◆ WHAT THIS TASK INVOLVES ◆
Find the string "under" in the records. Copy every line it appears in.

◆ DATA ENTRIES ◆
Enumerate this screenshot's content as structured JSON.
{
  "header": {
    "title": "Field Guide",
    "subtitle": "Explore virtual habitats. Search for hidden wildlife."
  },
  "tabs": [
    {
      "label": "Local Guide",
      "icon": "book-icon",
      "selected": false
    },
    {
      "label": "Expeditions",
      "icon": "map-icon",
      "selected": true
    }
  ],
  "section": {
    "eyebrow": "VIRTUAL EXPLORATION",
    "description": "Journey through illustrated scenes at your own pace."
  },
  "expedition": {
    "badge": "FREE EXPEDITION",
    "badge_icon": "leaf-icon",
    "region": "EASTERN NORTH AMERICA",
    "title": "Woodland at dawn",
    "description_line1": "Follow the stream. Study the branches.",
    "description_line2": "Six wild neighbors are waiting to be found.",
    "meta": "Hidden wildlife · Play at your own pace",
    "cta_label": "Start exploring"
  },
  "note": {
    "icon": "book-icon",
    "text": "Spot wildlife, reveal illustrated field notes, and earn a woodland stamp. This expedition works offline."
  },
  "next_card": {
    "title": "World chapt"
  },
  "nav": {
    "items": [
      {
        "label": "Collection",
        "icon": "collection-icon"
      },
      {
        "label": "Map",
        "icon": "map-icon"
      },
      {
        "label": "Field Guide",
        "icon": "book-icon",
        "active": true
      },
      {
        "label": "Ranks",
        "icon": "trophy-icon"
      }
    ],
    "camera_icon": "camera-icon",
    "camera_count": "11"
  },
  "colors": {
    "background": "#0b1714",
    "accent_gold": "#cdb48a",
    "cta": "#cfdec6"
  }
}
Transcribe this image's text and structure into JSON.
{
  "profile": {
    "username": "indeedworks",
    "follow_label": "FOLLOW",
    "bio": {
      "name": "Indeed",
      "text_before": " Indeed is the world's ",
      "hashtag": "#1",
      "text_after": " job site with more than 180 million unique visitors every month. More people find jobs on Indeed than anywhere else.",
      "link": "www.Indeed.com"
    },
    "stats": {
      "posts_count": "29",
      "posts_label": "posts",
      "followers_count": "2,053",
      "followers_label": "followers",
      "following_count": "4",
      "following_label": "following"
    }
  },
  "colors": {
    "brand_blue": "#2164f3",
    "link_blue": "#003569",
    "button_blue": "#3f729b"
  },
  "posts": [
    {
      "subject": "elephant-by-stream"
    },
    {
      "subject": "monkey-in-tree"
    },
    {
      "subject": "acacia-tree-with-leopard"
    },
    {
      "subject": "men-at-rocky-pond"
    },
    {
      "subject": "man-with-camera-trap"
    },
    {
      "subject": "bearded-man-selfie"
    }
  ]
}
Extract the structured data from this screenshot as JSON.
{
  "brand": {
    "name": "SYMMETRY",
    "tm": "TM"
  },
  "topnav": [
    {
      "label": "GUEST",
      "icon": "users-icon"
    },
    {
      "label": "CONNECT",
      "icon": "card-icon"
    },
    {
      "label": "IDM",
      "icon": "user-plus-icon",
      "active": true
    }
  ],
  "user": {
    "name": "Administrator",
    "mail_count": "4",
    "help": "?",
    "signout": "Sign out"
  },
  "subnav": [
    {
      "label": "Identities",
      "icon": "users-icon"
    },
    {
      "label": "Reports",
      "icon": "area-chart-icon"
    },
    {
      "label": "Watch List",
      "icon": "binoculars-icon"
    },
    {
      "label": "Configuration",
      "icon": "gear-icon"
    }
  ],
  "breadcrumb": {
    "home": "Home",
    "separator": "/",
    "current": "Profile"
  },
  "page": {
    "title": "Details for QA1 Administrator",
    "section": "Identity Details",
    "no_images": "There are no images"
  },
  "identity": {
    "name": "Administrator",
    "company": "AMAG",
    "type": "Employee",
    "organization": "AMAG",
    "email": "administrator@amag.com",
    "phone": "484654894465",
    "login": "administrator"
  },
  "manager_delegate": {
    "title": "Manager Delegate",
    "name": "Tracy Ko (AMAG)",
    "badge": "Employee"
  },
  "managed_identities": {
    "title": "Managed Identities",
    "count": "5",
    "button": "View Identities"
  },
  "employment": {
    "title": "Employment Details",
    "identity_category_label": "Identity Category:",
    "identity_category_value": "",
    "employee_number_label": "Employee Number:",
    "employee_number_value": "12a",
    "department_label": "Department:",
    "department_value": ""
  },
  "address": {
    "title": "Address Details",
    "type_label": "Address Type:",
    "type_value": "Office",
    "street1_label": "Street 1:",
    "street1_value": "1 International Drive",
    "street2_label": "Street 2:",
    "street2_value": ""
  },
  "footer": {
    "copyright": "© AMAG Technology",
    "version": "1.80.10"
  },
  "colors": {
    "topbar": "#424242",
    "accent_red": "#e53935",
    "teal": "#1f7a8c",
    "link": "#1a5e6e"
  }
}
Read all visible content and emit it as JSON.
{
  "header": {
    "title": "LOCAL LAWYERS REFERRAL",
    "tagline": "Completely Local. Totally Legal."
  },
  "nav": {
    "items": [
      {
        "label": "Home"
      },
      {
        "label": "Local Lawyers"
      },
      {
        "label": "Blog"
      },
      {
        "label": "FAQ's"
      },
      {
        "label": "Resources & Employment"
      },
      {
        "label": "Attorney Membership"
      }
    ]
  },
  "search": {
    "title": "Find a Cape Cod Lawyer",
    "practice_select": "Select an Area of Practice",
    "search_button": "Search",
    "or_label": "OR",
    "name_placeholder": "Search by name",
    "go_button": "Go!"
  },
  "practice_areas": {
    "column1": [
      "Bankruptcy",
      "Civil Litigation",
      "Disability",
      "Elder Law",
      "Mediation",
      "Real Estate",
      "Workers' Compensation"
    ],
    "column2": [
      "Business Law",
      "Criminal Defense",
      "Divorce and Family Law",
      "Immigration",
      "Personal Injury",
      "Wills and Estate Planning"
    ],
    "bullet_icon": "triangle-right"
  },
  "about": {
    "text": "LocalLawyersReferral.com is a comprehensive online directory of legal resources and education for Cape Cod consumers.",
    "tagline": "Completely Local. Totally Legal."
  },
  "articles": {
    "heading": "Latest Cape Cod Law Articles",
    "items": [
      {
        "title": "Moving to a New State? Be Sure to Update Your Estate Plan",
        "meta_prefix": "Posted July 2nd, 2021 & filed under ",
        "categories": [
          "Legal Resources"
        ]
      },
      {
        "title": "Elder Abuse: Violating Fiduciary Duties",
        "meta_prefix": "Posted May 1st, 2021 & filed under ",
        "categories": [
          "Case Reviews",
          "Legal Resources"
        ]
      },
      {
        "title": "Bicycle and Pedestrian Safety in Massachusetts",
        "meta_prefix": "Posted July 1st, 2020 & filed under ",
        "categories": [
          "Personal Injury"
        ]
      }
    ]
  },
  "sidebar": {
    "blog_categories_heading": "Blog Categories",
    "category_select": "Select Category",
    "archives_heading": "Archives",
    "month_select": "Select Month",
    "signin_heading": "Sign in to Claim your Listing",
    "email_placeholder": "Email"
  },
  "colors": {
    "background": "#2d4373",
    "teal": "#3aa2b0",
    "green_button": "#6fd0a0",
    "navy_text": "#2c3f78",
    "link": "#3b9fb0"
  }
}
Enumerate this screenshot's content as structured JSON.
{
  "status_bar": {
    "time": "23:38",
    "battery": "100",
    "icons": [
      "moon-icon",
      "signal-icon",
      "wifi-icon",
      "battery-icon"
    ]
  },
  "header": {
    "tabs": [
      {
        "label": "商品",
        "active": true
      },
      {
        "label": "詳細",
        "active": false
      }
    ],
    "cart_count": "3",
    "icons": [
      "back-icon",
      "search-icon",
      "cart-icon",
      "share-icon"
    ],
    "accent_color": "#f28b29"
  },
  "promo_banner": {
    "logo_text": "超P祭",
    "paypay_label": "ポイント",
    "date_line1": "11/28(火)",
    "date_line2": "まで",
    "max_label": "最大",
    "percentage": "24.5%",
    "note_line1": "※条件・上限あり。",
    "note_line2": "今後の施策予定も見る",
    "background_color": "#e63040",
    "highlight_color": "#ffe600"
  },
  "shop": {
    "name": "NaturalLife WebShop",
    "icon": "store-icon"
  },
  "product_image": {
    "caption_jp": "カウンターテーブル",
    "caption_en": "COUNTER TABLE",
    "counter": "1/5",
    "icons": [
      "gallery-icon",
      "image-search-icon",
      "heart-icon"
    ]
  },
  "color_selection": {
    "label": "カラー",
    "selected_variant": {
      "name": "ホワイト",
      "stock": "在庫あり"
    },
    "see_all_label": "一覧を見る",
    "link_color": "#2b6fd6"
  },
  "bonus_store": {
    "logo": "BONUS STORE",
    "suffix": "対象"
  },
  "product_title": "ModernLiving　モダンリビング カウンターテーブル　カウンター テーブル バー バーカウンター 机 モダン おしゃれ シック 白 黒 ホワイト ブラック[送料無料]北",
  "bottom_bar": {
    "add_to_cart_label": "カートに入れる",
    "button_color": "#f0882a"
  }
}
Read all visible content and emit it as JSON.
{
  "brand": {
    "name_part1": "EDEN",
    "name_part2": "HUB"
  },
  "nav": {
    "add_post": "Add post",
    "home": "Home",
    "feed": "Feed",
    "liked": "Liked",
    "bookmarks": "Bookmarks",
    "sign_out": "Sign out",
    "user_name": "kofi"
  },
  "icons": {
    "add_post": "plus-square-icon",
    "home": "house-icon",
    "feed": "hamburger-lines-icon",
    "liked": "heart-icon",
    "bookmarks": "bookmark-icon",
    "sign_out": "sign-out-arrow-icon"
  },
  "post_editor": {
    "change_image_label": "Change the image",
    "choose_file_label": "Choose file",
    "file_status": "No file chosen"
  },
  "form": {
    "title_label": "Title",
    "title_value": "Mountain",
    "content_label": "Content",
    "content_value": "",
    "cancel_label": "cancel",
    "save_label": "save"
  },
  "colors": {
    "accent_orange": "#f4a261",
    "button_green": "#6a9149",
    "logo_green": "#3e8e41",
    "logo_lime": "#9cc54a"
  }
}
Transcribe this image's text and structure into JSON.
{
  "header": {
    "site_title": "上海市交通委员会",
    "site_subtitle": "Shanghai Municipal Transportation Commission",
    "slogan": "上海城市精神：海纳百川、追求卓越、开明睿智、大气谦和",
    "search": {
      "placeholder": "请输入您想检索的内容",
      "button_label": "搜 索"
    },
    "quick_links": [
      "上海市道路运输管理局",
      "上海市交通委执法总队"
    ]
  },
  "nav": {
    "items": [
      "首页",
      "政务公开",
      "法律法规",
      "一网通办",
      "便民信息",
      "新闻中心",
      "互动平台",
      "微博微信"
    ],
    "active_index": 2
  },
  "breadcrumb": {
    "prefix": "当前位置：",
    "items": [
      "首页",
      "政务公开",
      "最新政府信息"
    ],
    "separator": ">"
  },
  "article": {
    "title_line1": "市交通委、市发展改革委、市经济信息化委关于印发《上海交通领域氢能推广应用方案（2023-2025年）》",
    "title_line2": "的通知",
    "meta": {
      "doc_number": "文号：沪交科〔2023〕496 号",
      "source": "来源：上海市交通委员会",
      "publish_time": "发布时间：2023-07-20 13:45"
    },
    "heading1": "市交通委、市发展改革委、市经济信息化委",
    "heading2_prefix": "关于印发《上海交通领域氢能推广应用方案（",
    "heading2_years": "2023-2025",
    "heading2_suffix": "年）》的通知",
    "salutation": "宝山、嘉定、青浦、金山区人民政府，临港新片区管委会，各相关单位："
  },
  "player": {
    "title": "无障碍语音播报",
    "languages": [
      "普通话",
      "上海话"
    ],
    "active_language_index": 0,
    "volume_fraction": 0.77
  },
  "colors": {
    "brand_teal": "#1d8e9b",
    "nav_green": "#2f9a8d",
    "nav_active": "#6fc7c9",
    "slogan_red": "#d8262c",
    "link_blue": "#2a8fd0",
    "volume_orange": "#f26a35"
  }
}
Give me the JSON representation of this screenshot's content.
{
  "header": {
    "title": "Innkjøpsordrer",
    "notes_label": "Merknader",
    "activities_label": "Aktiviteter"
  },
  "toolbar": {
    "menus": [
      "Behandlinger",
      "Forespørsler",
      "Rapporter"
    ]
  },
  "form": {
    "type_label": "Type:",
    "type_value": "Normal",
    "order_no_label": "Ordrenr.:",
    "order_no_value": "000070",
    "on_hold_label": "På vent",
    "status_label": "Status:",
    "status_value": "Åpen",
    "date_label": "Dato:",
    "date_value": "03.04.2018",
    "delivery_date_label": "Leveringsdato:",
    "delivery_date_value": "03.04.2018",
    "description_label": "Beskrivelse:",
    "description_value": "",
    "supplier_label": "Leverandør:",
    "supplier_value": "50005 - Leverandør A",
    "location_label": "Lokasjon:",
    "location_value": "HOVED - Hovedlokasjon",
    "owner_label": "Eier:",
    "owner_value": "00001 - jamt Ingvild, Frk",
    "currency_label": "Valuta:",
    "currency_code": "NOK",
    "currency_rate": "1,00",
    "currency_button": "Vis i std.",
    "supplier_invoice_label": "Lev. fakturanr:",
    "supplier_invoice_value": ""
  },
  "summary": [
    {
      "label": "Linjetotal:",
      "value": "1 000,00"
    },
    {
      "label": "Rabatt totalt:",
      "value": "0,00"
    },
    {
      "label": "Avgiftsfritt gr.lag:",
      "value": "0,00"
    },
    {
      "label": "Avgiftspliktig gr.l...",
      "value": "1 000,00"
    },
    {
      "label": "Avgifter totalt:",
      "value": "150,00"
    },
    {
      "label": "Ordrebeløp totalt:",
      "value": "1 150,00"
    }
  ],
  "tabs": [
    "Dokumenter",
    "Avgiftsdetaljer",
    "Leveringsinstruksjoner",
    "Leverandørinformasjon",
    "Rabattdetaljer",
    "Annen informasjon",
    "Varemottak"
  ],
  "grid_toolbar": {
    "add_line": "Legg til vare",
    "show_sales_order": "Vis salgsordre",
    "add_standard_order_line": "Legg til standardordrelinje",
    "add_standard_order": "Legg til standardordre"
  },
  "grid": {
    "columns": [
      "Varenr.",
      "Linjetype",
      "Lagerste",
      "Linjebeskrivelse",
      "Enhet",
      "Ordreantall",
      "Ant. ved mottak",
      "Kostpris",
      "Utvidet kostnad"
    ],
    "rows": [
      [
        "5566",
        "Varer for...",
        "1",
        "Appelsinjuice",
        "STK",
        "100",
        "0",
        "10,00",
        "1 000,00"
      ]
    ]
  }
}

◆ PROBLEM SOLUTION ◆
        "meta_prefix": "Posted July 2nd, 2021 & filed under ",
        "meta_prefix": "Posted May 1st, 2021 & filed under ",
        "meta_prefix": "Posted July 1st, 2020 & filed under ",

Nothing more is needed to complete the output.